-- WHAT YOU HAVE TO DO --
Each entry below should be reproduced character for character.

* * *

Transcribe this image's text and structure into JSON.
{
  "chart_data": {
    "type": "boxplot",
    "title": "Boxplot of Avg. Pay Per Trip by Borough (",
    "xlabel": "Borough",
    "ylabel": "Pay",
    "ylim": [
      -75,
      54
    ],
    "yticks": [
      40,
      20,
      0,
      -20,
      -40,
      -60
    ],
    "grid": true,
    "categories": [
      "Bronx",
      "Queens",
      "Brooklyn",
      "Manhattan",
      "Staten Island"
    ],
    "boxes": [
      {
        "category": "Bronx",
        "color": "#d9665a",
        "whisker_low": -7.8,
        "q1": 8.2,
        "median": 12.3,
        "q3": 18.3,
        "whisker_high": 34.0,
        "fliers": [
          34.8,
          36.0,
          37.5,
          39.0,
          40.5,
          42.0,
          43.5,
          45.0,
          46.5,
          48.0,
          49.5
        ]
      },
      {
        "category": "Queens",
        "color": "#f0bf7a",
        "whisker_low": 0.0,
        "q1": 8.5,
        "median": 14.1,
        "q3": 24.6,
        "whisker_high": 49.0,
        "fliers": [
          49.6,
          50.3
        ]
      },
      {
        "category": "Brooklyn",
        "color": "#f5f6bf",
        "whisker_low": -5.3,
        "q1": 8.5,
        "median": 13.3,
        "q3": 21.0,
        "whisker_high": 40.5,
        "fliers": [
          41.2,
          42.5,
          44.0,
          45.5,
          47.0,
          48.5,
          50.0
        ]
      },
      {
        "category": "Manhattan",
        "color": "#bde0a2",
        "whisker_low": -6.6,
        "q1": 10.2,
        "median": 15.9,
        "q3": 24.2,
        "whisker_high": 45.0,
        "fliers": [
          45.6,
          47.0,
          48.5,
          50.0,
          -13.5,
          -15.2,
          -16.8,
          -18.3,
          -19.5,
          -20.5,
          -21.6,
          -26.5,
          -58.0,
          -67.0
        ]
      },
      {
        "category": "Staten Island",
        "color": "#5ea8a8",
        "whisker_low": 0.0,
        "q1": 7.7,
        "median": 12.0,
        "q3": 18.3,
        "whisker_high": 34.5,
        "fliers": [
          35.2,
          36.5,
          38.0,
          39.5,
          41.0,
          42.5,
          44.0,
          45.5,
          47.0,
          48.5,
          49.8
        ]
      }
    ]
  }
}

* * *

-- OUTPUT BELOW --
Transcribe this image's text and structure into JSON.
{
  "chart_data": {
    "type": "boxplot",
    "title": "Boxplot of Avg. Pay Per Trip by Borough (",
    "xlabel": "Borough",
    "ylabel": "Pay",
    "ylim": [
      -75,
      54
    ],
    "yticks": [
      40,
      20,
      0,
      -20,
      -40,
      -60
    ],
    "grid": true,
    "categories": [
      "Bronx",
      "Queens",
      "Brooklyn",
      "Manhattan",
      "Staten Island"
    ],
    "boxes": [
      {
        "category": "Bronx",
        "color": "#d9665a",
        "whisker_low": -7.8,
        "q1": 8.2,
        "median": 12.3,
        "q3": 18.3,
        "whisker_high": 34.0,
        "fliers": [
          34.8,
          36.0,
          37.5,
          39.0,
          40.5,
          42.0,
          43.5,
          45.0,
          46.5,
          48.0,
          49.5
        ]
      },
      {
        "category": "Queens",
        "color": "#f0bf7a",
        "whisker_low": 0.0,
        "q1": 8.5,
        "median": 14.1,
        "q3": 24.6,
        "whisker_high": 49.0,
        "fliers": [
          49.6,
          50.3
        ]
      },
      {
        "category": "Brooklyn",
        "color": "#f5f6bf",
        "whisker_low": -5.3,
        "q1": 8.5,
        "median": 13.3,
        "q3": 21.0,
        "whisker_high": 40.5,
        "fliers": [
          41.2,
          42.5,
          44.0,
          45.5,
          47.0,
          48.5,
          50.0
        ]
      },
      {
        "category": "Manhattan",
        "color": "#bde0a2",
        "whisker_low": -6.6,
        "q1": 10.2,
        "median": 15.9,
        "q3": 24.2,
        "whisker_high": 45.0,
        "fliers": [
          45.6,
          47.0,
          48.5,
          50.0,
          -13.5,
          -15.2,
          -16.8,
          -18.3,
          -19.5,
          -20.5,
          -21.6,
          -26.5,
          -58.0,
          -67.0
        ]
      },
      {
        "category": "Staten Island",
        "color": "#5ea8a8",
        "whisker_low": 0.0,
        "q1": 7.7,
        "median": 12.0,
        "q3": 18.3,
        "whisker_high": 34.5,
        "fliers": [
          35.2,
          36.5,
          38.0,
          39.5,
          41.0,
          42.5,
          44.0,
          45.5,
          47.0,
          48.5,
          49.8
        ]
      }
    ]
  }
}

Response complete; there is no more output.